- [EXERCISE DIRECTIONS]: Report every line in the listing that contains the string "detected".

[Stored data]

[Start]

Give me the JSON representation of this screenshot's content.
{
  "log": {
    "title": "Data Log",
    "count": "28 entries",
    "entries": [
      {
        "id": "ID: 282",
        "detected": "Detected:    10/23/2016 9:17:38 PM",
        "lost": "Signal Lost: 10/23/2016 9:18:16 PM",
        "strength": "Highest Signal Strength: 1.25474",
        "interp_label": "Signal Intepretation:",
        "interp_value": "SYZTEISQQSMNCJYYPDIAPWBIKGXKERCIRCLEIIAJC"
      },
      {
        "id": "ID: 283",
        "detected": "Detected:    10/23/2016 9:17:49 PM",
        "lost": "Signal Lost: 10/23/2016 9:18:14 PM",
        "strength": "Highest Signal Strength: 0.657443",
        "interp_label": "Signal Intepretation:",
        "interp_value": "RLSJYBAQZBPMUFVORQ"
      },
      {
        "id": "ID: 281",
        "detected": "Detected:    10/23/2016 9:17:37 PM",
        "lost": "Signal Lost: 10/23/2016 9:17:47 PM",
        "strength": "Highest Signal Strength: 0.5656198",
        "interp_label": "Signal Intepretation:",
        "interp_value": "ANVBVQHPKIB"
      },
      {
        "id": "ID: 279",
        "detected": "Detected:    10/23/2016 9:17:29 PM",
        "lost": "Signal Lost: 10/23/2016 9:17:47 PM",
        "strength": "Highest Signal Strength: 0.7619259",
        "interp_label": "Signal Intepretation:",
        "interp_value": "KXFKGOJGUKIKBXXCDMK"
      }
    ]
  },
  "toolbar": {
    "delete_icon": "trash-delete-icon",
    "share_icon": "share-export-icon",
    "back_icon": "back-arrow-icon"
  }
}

[End]

- [RESULT OF THIS TASK]:
        "detected": "Detected:    10/23/2016 9:17:38 PM",
        "detected": "Detected:    10/23/2016 9:17:49 PM",
        "detected": "Detected:    10/23/2016 9:17:37 PM",
        "detected": "Detected:    10/23/2016 9:17:29 PM",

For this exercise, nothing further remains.